[Begin Entries]
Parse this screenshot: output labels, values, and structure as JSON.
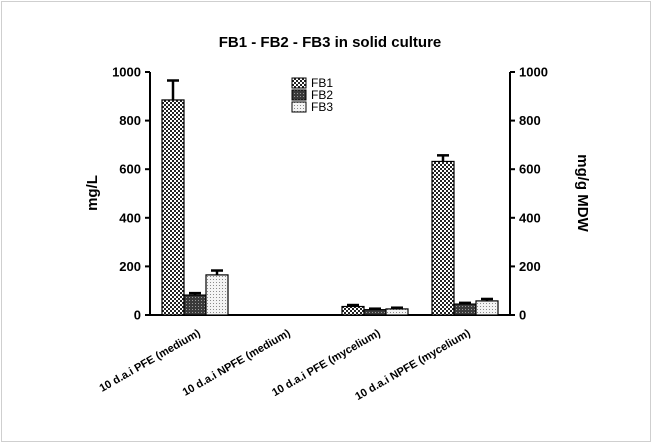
{
  "chart_data": {
    "type": "bar",
    "title": "FB1 - FB2 - FB3 in solid culture",
    "ylabel": "mg/L",
    "ylabel_right": "mg/g MDW",
    "ylim": [
      0,
      1000
    ],
    "yticks": [
      "0",
      "200",
      "400",
      "600",
      "800",
      "1000"
    ],
    "categories": [
      "10 d.a.i  PFE  (medium)",
      "10 d.a.i NPFE (medium)",
      "10 d.a.i  PFE (mycelium)",
      "10 d.a.i  NPFE (mycelium)"
    ],
    "series": [
      {
        "name": "FB1",
        "values": [
          885,
          0,
          35,
          632
        ],
        "errors": [
          80,
          0,
          6,
          25
        ],
        "pattern": "checker"
      },
      {
        "name": "FB2",
        "values": [
          82,
          0,
          22,
          45
        ],
        "errors": [
          8,
          0,
          4,
          5
        ],
        "pattern": "dark"
      },
      {
        "name": "FB3",
        "values": [
          165,
          0,
          25,
          58
        ],
        "errors": [
          18,
          0,
          5,
          8
        ],
        "pattern": "dots"
      }
    ],
    "legend_position": "top-center",
    "grid": false
  }
}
[End Entries]
### Work required
Return every line holding the word "pattern" from the records.

### Finished task
        "pattern": "checker"
        "pattern": "dark"
        "pattern": "dots"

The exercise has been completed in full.